◆ **Task details**
Write out each line that follows exactly as it stands, without the pictures.

(Extracted records)
•••

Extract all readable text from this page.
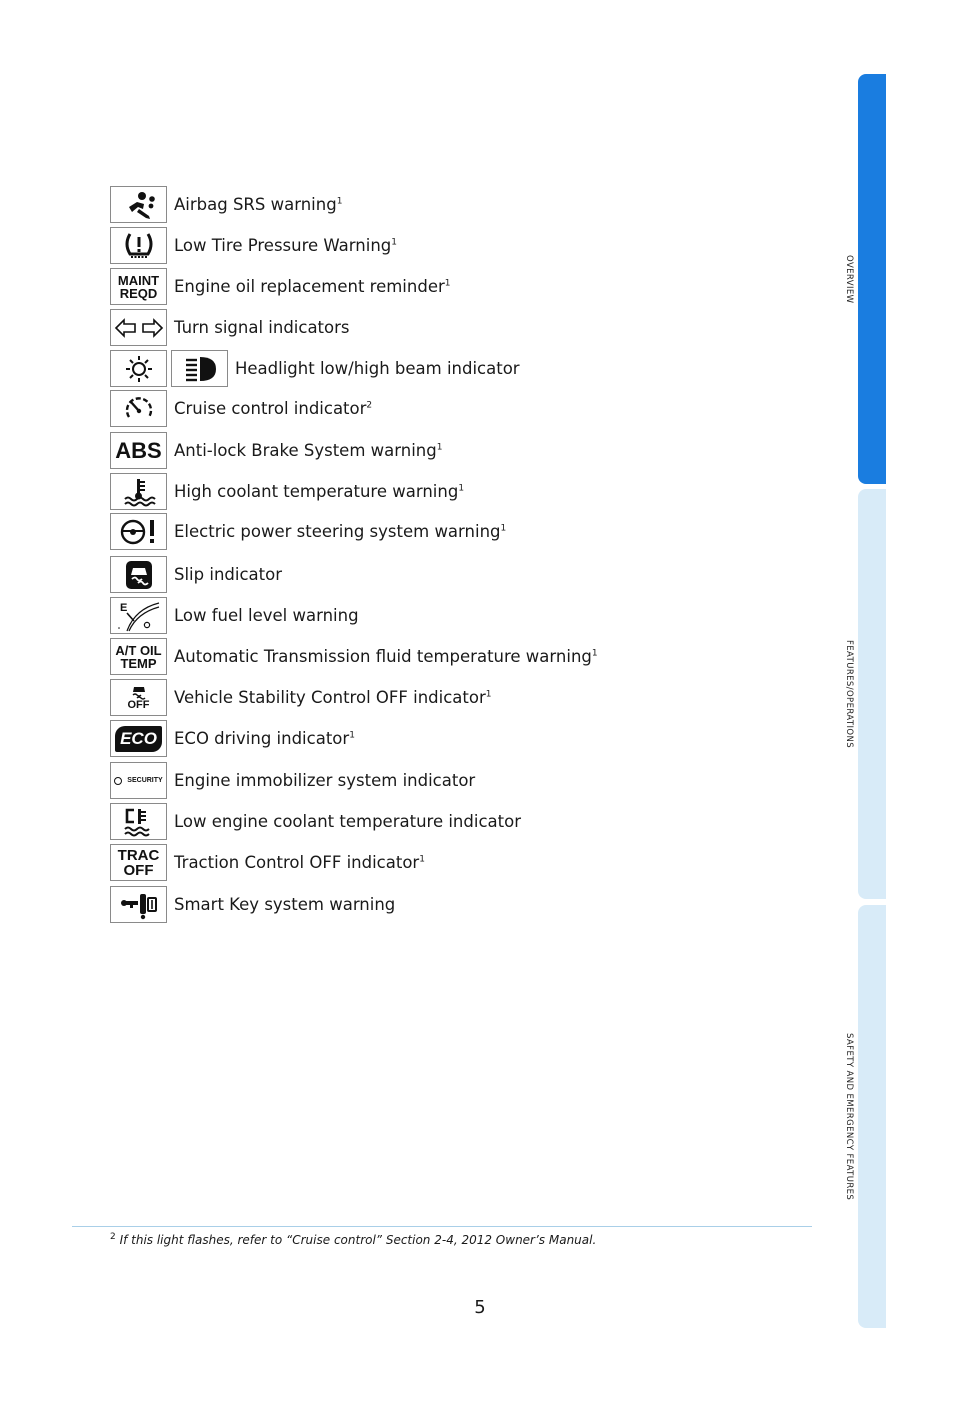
OVERVIEW
FEATURES/OPERATIONS
SAFETY AND EMERGENCY FEATURES
Airbag SRS warning$^1$
Low Tire Pressure Warning$^1$
MAINT
REQD Engine oil replacement reminder$^1$
Turn signal indicators
Headlight low/high beam indicator
Cruise control indicator$^2$
ABS Anti-lock Brake System warning$^1$
High coolant temperature warning$^1$
Electric power steering system warning$^1$
Slip indicator
E	Low fuel level warning
A/T OIL
TEMP Automatic Transmission fluid temperature warning$^1$
OFF Vehicle Stability Control OFF indicator$^1$
ECO	ECO driving indicator$^1$
SECURITY Engine immobilizer system indicator
Low engine coolant temperature indicator
TRAC
OFF Traction Control OFF indicator$^1$
Smart Key system warning
$^2$ If this light flashes, refer to “Cruise control” Section 2-4, 2012 Owner’s Manual.
5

•••

◆ **Result for this task**
Extract all readable text from this page.
OVERVIEW
FEATURES/OPERATIONS
SAFETY AND EMERGENCY FEATURES
Airbag SRS warning$^1$
Low Tire Pressure Warning$^1$
MAINT
REQD Engine oil replacement reminder$^1$
Turn signal indicators
Headlight low/high beam indicator
Cruise control indicator$^2$
ABS Anti-lock Brake System warning$^1$
High coolant temperature warning$^1$
Electric power steering system warning$^1$
Slip indicator
E	Low fuel level warning
A/T OIL
TEMP Automatic Transmission fluid temperature warning$^1$
OFF Vehicle Stability Control OFF indicator$^1$
ECO	ECO driving indicator$^1$
SECURITY Engine immobilizer system indicator
Low engine coolant temperature indicator
TRAC
OFF Traction Control OFF indicator$^1$
Smart Key system warning
$^2$ If this light flashes, refer to “Cruise control” Section 2-4, 2012 Owner’s Manual.
5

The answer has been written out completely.